## Stated goal
Show every line in the entries below where the word "study" appears.

****

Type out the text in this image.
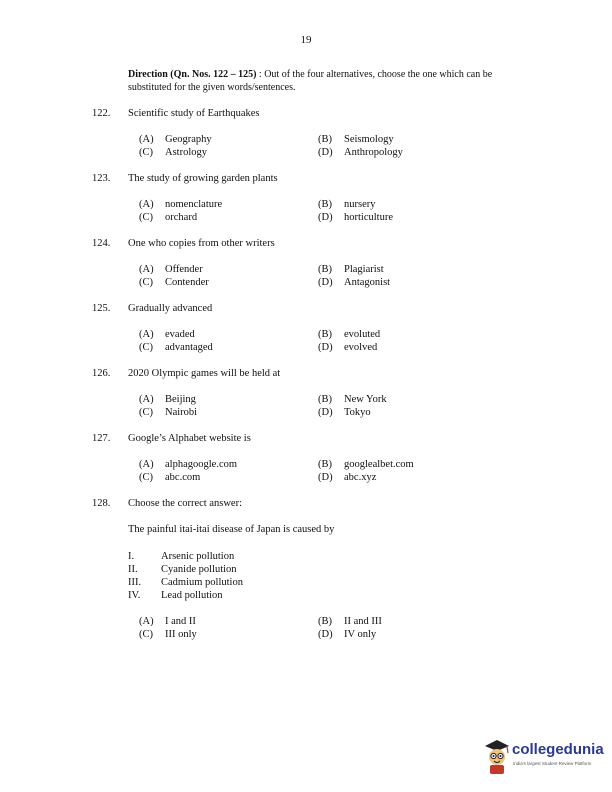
19
Direction (Qn. Nos. 122 – 125) : Out of the four alternatives, choose the one which can be substituted for the given words/sentences.
122.	Scientific study of Earthquakes
(A) Geography	(B) Seismology
(C) Astrology	(D) Anthropology
123.	The study of growing garden plants
(A) nomenclature	(B) nursery
(C) orchard	(D) horticulture
124.	One who copies from other writers
(A) Offender	(B) Plagiarist
(C) Contender	(D) Antagonist
125.	Gradually advanced
(A) evaded	(B) evoluted
(C) advantaged	(D) evolved
126.	2020 Olympic games will be held at
(A) Beijing	(B) New York
(C) Nairobi	(D) Tokyo
127.	Google’s Alphabet website is
(A) alphagoogle.com	(B) googlealbet.com
(C) abc.com	(D) abc.xyz
128.	Choose the correct answer:
The painful itai-itai disease of Japan is caused by
I.	Arsenic pollution
II.	Cyanide pollution
III.	Cadmium pollution
IV.	Lead pollution
(A) I and II	(B) II and III
(C) III only	(D) IV only
collegedunia
India's largest Student Review Platform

****

## Written response
122.	Scientific study of Earthquakes
123.	The study of growing garden plants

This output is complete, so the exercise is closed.